### Given task
Retype, without changes, every line from the line that contains "What text is on this page?" through the final line of the records. Exclude pictures.

[Collection entries]

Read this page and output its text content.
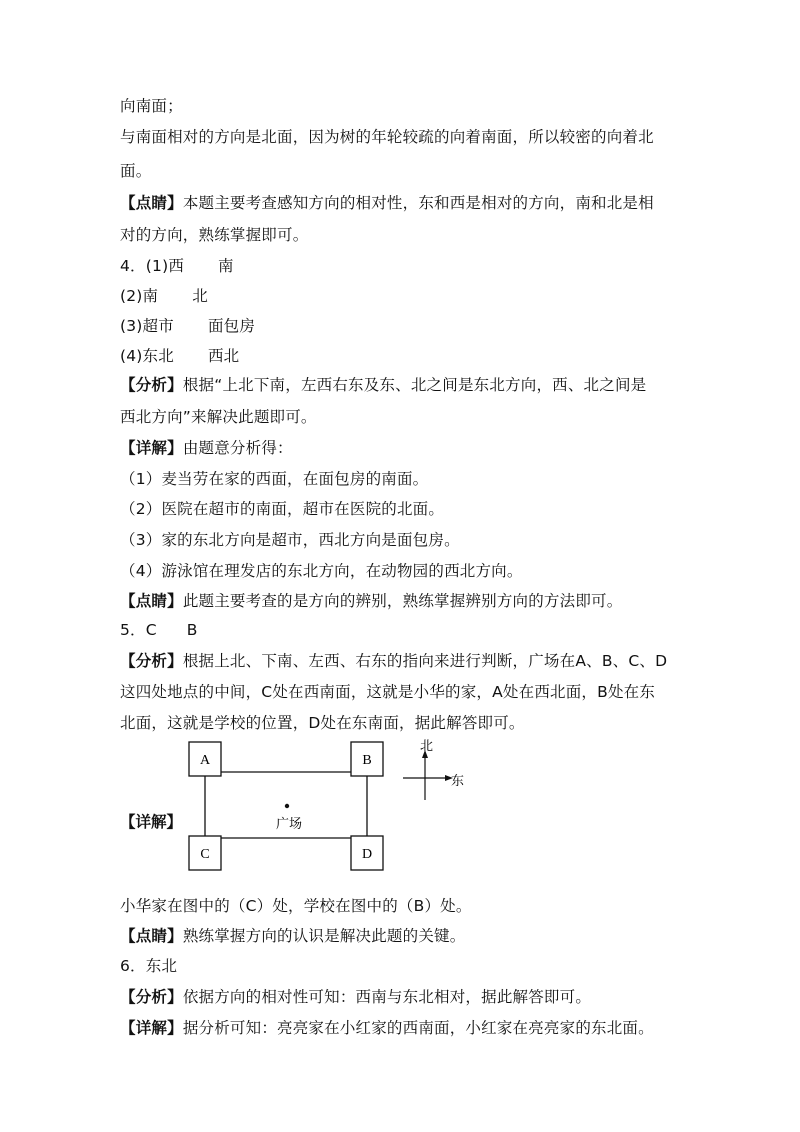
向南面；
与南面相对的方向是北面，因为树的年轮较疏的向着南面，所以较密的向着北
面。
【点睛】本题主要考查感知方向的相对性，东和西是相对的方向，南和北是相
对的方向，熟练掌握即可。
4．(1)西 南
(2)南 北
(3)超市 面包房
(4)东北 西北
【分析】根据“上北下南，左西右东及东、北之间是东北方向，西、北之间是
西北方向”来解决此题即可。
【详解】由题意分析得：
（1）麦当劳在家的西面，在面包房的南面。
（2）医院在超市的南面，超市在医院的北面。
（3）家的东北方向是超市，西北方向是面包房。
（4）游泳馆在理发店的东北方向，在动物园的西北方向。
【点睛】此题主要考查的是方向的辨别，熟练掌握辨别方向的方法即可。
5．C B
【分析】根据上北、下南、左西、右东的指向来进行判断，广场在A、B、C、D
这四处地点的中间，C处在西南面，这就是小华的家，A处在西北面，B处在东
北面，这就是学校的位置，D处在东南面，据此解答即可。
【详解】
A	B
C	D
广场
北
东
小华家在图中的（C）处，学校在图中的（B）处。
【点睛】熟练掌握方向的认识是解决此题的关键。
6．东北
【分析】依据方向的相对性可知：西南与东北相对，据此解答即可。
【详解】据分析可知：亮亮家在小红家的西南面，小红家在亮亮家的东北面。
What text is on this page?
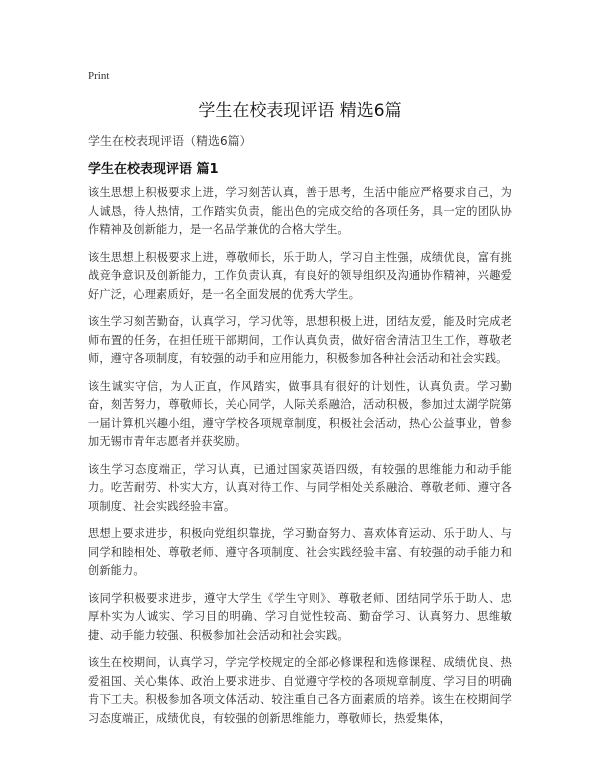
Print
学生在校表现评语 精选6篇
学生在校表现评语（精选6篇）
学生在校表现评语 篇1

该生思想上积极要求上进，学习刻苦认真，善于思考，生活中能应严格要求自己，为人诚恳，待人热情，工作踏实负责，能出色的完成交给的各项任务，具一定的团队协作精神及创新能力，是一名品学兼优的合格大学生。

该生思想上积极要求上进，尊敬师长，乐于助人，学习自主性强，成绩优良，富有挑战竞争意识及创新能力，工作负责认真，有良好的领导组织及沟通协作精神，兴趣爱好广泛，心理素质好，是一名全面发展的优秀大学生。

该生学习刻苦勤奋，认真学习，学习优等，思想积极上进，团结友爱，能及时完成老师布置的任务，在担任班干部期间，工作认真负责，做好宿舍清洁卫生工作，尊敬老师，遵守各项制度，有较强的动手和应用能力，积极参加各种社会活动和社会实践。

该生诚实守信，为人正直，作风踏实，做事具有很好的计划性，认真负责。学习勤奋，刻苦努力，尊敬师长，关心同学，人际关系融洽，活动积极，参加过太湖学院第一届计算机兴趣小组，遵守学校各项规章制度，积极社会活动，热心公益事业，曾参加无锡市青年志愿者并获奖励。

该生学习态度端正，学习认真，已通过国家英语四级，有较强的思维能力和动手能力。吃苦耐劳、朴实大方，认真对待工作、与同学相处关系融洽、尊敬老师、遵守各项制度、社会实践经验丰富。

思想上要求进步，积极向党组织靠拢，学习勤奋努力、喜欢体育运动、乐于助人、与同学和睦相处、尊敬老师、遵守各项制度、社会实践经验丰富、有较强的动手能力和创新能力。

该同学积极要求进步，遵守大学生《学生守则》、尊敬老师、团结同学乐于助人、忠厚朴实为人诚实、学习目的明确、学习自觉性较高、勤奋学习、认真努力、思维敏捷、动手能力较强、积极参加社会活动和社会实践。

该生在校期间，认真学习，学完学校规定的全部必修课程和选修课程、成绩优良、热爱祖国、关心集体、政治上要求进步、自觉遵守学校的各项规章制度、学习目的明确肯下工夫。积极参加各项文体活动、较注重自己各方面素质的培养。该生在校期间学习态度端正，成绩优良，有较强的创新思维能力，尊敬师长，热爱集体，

### Response
What text is on this page?
Print
学生在校表现评语 精选6篇
学生在校表现评语（精选6篇）
学生在校表现评语 篇1

该生思想上积极要求上进，学习刻苦认真，善于思考，生活中能应严格要求自己，为人诚恳，待人热情，工作踏实负责，能出色的完成交给的各项任务，具一定的团队协作精神及创新能力，是一名品学兼优的合格大学生。

该生思想上积极要求上进，尊敬师长，乐于助人，学习自主性强，成绩优良，富有挑战竞争意识及创新能力，工作负责认真，有良好的领导组织及沟通协作精神，兴趣爱好广泛，心理素质好，是一名全面发展的优秀大学生。

该生学习刻苦勤奋，认真学习，学习优等，思想积极上进，团结友爱，能及时完成老师布置的任务，在担任班干部期间，工作认真负责，做好宿舍清洁卫生工作，尊敬老师，遵守各项制度，有较强的动手和应用能力，积极参加各种社会活动和社会实践。

该生诚实守信，为人正直，作风踏实，做事具有很好的计划性，认真负责。学习勤奋，刻苦努力，尊敬师长，关心同学，人际关系融洽，活动积极，参加过太湖学院第一届计算机兴趣小组，遵守学校各项规章制度，积极社会活动，热心公益事业，曾参加无锡市青年志愿者并获奖励。

该生学习态度端正，学习认真，已通过国家英语四级，有较强的思维能力和动手能力。吃苦耐劳、朴实大方，认真对待工作、与同学相处关系融洽、尊敬老师、遵守各项制度、社会实践经验丰富。

思想上要求进步，积极向党组织靠拢，学习勤奋努力、喜欢体育运动、乐于助人、与同学和睦相处、尊敬老师、遵守各项制度、社会实践经验丰富、有较强的动手能力和创新能力。

该同学积极要求进步，遵守大学生《学生守则》、尊敬老师、团结同学乐于助人、忠厚朴实为人诚实、学习目的明确、学习自觉性较高、勤奋学习、认真努力、思维敏捷、动手能力较强、积极参加社会活动和社会实践。

该生在校期间，认真学习，学完学校规定的全部必修课程和选修课程、成绩优良、热爱祖国、关心集体、政治上要求进步、自觉遵守学校的各项规章制度、学习目的明确肯下工夫。积极参加各项文体活动、较注重自己各方面素质的培养。该生在校期间学习态度端正，成绩优良，有较强的创新思维能力，尊敬师长，热爱集体，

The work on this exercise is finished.